**WORK TO BE COMPLETED**
Reproduce exactly the run of lines that begins with the one containing "What's the underlying" and ends with the last line of the records, omitting pictures.

(Items from a data source)
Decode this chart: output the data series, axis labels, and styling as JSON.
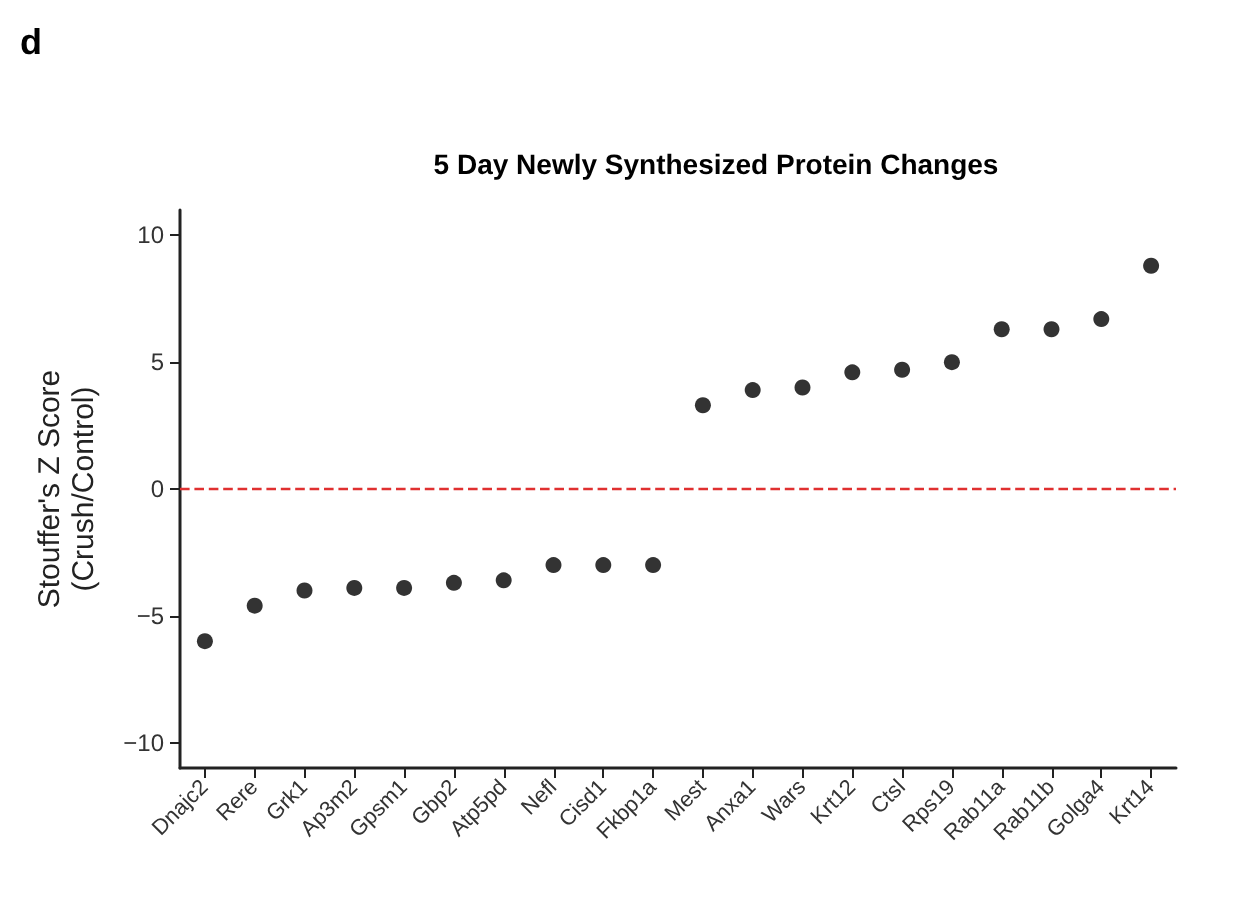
{
  "chart_data": {
    "type": "scatter",
    "title": "5 Day Newly Synthesized Protein Changes",
    "ylabel": "Stouffer's Z Score\n(Crush/Control)",
    "annotations": [
      "d"
    ],
    "categories": [
      "Dnajc2",
      "Rere",
      "Grk1",
      "Ap3m2",
      "Gpsm1",
      "Gbp2",
      "Atp5pd",
      "Nefl",
      "Cisd1",
      "Fkbp1a",
      "Mest",
      "Anxa1",
      "Wars",
      "Krt12",
      "Ctsl",
      "Rps19",
      "Rab11a",
      "Rab11b",
      "Golga4",
      "Krt14"
    ],
    "values": [
      -6.0,
      -4.6,
      -4.0,
      -3.9,
      -3.9,
      -3.7,
      -3.6,
      -3.0,
      -3.0,
      -3.0,
      3.3,
      3.9,
      4.0,
      4.6,
      4.7,
      5.0,
      6.3,
      6.3,
      6.7,
      8.8
    ],
    "color": "#000000",
    "marker": "circle",
    "grid": false,
    "ylim": [
      -11,
      11
    ],
    "yticks": [
      -10,
      -5,
      0,
      5,
      10
    ],
    "ref_lines": [
      {
        "axis": "y",
        "value": 0,
        "color": "#e03030",
        "line_style": "dashed"
      }
    ]
  }
}
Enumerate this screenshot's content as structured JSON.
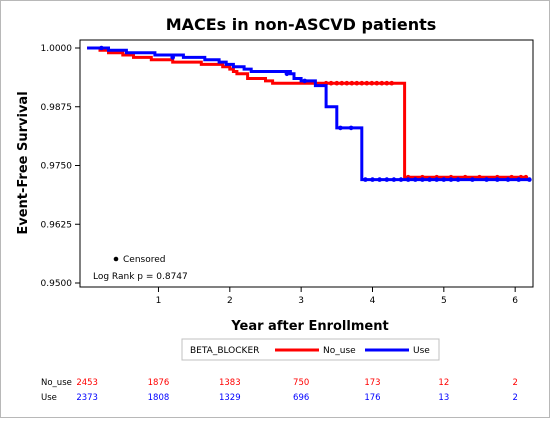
{
  "chart_data": {
    "type": "line",
    "title": "MACEs in non-ASCVD patients",
    "xlabel": "Year after Enrollment",
    "ylabel": "Event-Free Survival",
    "xlim": [
      -0.1,
      6.25
    ],
    "ylim": [
      0.95,
      1.0
    ],
    "xticks": [
      "1",
      "2",
      "3",
      "4",
      "5",
      "6"
    ],
    "yticks": [
      "0.9500",
      "0.9625",
      "0.9750",
      "0.9875",
      "1.0000"
    ],
    "legend": {
      "title": "BETA_BLOCKER",
      "placement": "bottom"
    },
    "censor_label": "Censored",
    "annotation": "Log Rank p = 0.8747",
    "series": [
      {
        "name": "No_use",
        "color": "#ff0000",
        "steps": [
          [
            0,
            1.0
          ],
          [
            0.18,
            0.9995
          ],
          [
            0.3,
            0.999
          ],
          [
            0.5,
            0.9985
          ],
          [
            0.65,
            0.998
          ],
          [
            0.9,
            0.9975
          ],
          [
            1.2,
            0.997
          ],
          [
            1.6,
            0.9965
          ],
          [
            1.9,
            0.996
          ],
          [
            2.0,
            0.9955
          ],
          [
            2.05,
            0.995
          ],
          [
            2.1,
            0.9945
          ],
          [
            2.25,
            0.9935
          ],
          [
            2.5,
            0.993
          ],
          [
            2.6,
            0.9925
          ],
          [
            3.3,
            0.9925
          ],
          [
            4.45,
            0.9725
          ],
          [
            6.15,
            0.9725
          ]
        ],
        "censored": [
          [
            3.35,
            0.9925
          ],
          [
            3.42,
            0.9925
          ],
          [
            3.5,
            0.9925
          ],
          [
            3.57,
            0.9925
          ],
          [
            3.64,
            0.9925
          ],
          [
            3.71,
            0.9925
          ],
          [
            3.78,
            0.9925
          ],
          [
            3.85,
            0.9925
          ],
          [
            3.92,
            0.9925
          ],
          [
            3.99,
            0.9925
          ],
          [
            4.06,
            0.9925
          ],
          [
            4.13,
            0.9925
          ],
          [
            4.2,
            0.9925
          ],
          [
            4.27,
            0.9925
          ],
          [
            4.5,
            0.9725
          ],
          [
            4.7,
            0.9725
          ],
          [
            4.9,
            0.9725
          ],
          [
            5.1,
            0.9725
          ],
          [
            5.3,
            0.9725
          ],
          [
            5.5,
            0.9725
          ],
          [
            5.75,
            0.9725
          ],
          [
            5.95,
            0.9725
          ],
          [
            6.08,
            0.9725
          ],
          [
            6.15,
            0.9725
          ]
        ]
      },
      {
        "name": "Use",
        "color": "#0000ff",
        "steps": [
          [
            0,
            1.0
          ],
          [
            0.3,
            0.9995
          ],
          [
            0.55,
            0.999
          ],
          [
            0.95,
            0.9985
          ],
          [
            1.35,
            0.998
          ],
          [
            1.65,
            0.9975
          ],
          [
            1.85,
            0.997
          ],
          [
            1.95,
            0.9965
          ],
          [
            2.05,
            0.996
          ],
          [
            2.2,
            0.9955
          ],
          [
            2.3,
            0.995
          ],
          [
            2.85,
            0.9945
          ],
          [
            2.9,
            0.9935
          ],
          [
            3.0,
            0.993
          ],
          [
            3.2,
            0.992
          ],
          [
            3.35,
            0.9875
          ],
          [
            3.5,
            0.983
          ],
          [
            3.6,
            0.983
          ],
          [
            3.85,
            0.972
          ],
          [
            6.2,
            0.972
          ]
        ],
        "censored": [
          [
            0.2,
            1.0
          ],
          [
            1.2,
            0.998
          ],
          [
            2.8,
            0.9945
          ],
          [
            3.05,
            0.993
          ],
          [
            3.55,
            0.983
          ],
          [
            3.7,
            0.983
          ],
          [
            3.9,
            0.972
          ],
          [
            4.0,
            0.972
          ],
          [
            4.1,
            0.972
          ],
          [
            4.2,
            0.972
          ],
          [
            4.3,
            0.972
          ],
          [
            4.4,
            0.972
          ],
          [
            4.5,
            0.972
          ],
          [
            4.6,
            0.972
          ],
          [
            4.7,
            0.972
          ],
          [
            4.8,
            0.972
          ],
          [
            4.9,
            0.972
          ],
          [
            5.0,
            0.972
          ],
          [
            5.1,
            0.972
          ],
          [
            5.2,
            0.972
          ],
          [
            5.4,
            0.972
          ],
          [
            5.6,
            0.972
          ],
          [
            5.75,
            0.972
          ],
          [
            5.9,
            0.972
          ],
          [
            6.05,
            0.972
          ],
          [
            6.2,
            0.972
          ]
        ]
      }
    ],
    "risk_table": [
      {
        "label": "No_use",
        "color": "#ff0000",
        "values": [
          "2453",
          "1876",
          "1383",
          "750",
          "173",
          "12",
          "2"
        ]
      },
      {
        "label": "Use",
        "color": "#0000ff",
        "values": [
          "2373",
          "1808",
          "1329",
          "696",
          "176",
          "13",
          "2"
        ]
      }
    ],
    "risk_x": [
      0,
      1,
      2,
      3,
      4,
      5,
      6
    ]
  }
}
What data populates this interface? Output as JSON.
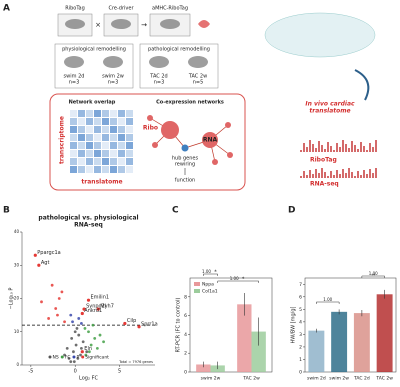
{
  "panel_a": {
    "label": "A",
    "mice": [
      "RiboTag",
      "Cre-driver",
      "aMHC-RiboTag"
    ],
    "groups": [
      {
        "title": "physiological remodelling",
        "cohorts": [
          [
            "swim 2d",
            "n=3"
          ],
          [
            "swim 2w",
            "n=3"
          ]
        ]
      },
      {
        "title": "pathological remodelling",
        "cohorts": [
          [
            "TAC 2d",
            "n=3"
          ],
          [
            "TAC 2w",
            "n=5"
          ]
        ]
      }
    ],
    "network": {
      "overlap": "Network overlap",
      "coexpression": "Co-expression networks",
      "transcriptome": "transcriptome",
      "translatome": "translatome",
      "ribo": "Ribo",
      "rna": "RNA",
      "hub": [
        "hub genes",
        "rewiring"
      ],
      "function": "function"
    },
    "cardiac": [
      "In vivo cardiac",
      "translatome"
    ],
    "tracks": [
      "RiboTag",
      "RNA-seq"
    ]
  },
  "chart_data": [
    {
      "type": "scatter",
      "label": "B",
      "title": "pathological vs. physiological",
      "subtitle": "RNA-seq",
      "xlabel": "Log₂ FC",
      "ylabel": "−Log₁₀ P",
      "xlim": [
        -6,
        9
      ],
      "xticks": [
        -5,
        0,
        5
      ],
      "ylim": [
        0,
        40
      ],
      "yticks": [
        0,
        10,
        20,
        30,
        40
      ],
      "threshold": 12,
      "series": [
        {
          "name": "NS",
          "color": "#555555",
          "x": [
            -0.5,
            0.3,
            -0.2,
            0.6,
            -0.9,
            0.1,
            0.9,
            -0.4,
            0.4,
            -1.2,
            1.3,
            0.0,
            -0.7,
            0.7,
            0.2,
            -0.1
          ],
          "values": [
            1,
            2,
            4,
            3,
            5,
            6,
            7,
            8,
            9,
            3,
            4,
            10,
            2,
            5,
            11,
            1
          ]
        },
        {
          "name": "FC",
          "color": "#43a047",
          "x": [
            1.2,
            1.8,
            2.2,
            1.5,
            2.8,
            1.1,
            2.5,
            3.2,
            1.6,
            2.0
          ],
          "values": [
            3,
            6,
            8,
            10,
            9,
            11,
            5,
            7,
            4,
            12
          ]
        },
        {
          "name": "P",
          "color": "#3949ab",
          "x": [
            -0.3,
            0.4,
            0.7,
            -0.5
          ],
          "values": [
            13,
            14,
            12.5,
            15
          ]
        },
        {
          "name": "Significant",
          "color": "#e53935",
          "x": [
            -3.0,
            -2.2,
            -1.5,
            -3.8,
            -2.6,
            -1.2,
            -2.0,
            -1.8
          ],
          "values": [
            14,
            17,
            22,
            19,
            24,
            13,
            15,
            20
          ]
        }
      ],
      "annotations": [
        {
          "text": "Ppargc1a",
          "x": -4.5,
          "y": 33
        },
        {
          "text": "Agt",
          "x": -4.1,
          "y": 30
        },
        {
          "text": "Emilin1",
          "x": 1.5,
          "y": 19.5
        },
        {
          "text": "Synpo2l",
          "x": 1.0,
          "y": 16.8
        },
        {
          "text": "Myh7",
          "x": 2.6,
          "y": 16.8
        },
        {
          "text": "Ankrd1",
          "x": 0.8,
          "y": 15.5
        },
        {
          "text": "Cilp",
          "x": 5.6,
          "y": 12.5
        },
        {
          "text": "Sprr1a",
          "x": 7.2,
          "y": 11.5
        },
        {
          "text": "Eln",
          "x": 0.8,
          "y": 4
        }
      ],
      "note": "Total = 7976 genes"
    },
    {
      "type": "bar",
      "label": "C",
      "ylabel": "RT-PCR (FC to control)",
      "categories": [
        "swim 2w",
        "TAC 2w"
      ],
      "ylim": [
        0,
        10
      ],
      "yticks": [
        0,
        2,
        4,
        6,
        8
      ],
      "series": [
        {
          "name": "Nppa",
          "color": "#e8989a",
          "values": [
            0.8,
            7.2
          ],
          "errors": [
            0.3,
            1.2
          ]
        },
        {
          "name": "Col1a1",
          "color": "#9ccc9c",
          "values": [
            0.7,
            4.3
          ],
          "errors": [
            0.4,
            1.5
          ]
        }
      ],
      "annotations": [
        "1.00",
        "*",
        "1.00",
        "*"
      ]
    },
    {
      "type": "bar",
      "label": "D",
      "ylabel": "HW/BW [mg/g]",
      "categories": [
        "swim 2d",
        "swim 2w",
        "TAC 2d",
        "TAC 2w"
      ],
      "ylim": [
        0,
        7.5
      ],
      "yticks": [
        0,
        1,
        2,
        3,
        4,
        5,
        6,
        7
      ],
      "values": [
        3.3,
        4.8,
        4.7,
        6.2
      ],
      "errors": [
        0.15,
        0.2,
        0.25,
        0.35
      ],
      "colors": [
        "#8fb3c9",
        "#2f6f8a",
        "#d9928a",
        "#b53030"
      ],
      "annotations": [
        "1.00",
        "1.00",
        "**"
      ]
    }
  ]
}
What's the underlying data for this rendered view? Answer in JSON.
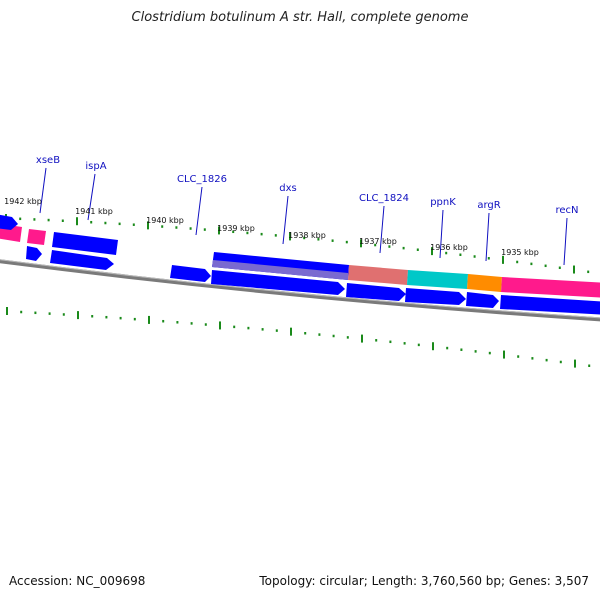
{
  "title": "Clostridium botulinum A str. Hall, complete genome",
  "accession": "Accession: NC_009698",
  "summary": "Topology: circular; Length: 3,760,560 bp; Genes: 3,507",
  "colors": {
    "cds": "#0000ff",
    "pink": "#ff1a8c",
    "salmon": "#f08080",
    "cyan": "#00cccc",
    "orange": "#ff8c00",
    "backbone": "#808080",
    "tick": "#1a8a1a",
    "label": "#1010c0"
  },
  "kbp_labels": [
    "1942 kbp",
    "1941 kbp",
    "1940 kbp",
    "1939 kbp",
    "1938 kbp",
    "1937 kbp",
    "1936 kbp",
    "1935 kbp"
  ],
  "gene_labels": [
    "xseB",
    "ispA",
    "CLC_1826",
    "dxs",
    "CLC_1824",
    "ppnK",
    "argR",
    "recN"
  ]
}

**RESPONSE TO THE TASK**
What's the underlying data for this rendered view? Answer in JSON.
{
  "title": "Clostridium botulinum A str. Hall, complete genome",
  "accession": "Accession: NC_009698",
  "summary": "Topology: circular; Length: 3,760,560 bp; Genes: 3,507",
  "colors": {
    "cds": "#0000ff",
    "pink": "#ff1a8c",
    "salmon": "#f08080",
    "cyan": "#00cccc",
    "orange": "#ff8c00",
    "backbone": "#808080",
    "tick": "#1a8a1a",
    "label": "#1010c0"
  },
  "kbp_labels": [
    "1942 kbp",
    "1941 kbp",
    "1940 kbp",
    "1939 kbp",
    "1938 kbp",
    "1937 kbp",
    "1936 kbp",
    "1935 kbp"
  ],
  "gene_labels": [
    "xseB",
    "ispA",
    "CLC_1826",
    "dxs",
    "CLC_1824",
    "ppnK",
    "argR",
    "recN"
  ]
}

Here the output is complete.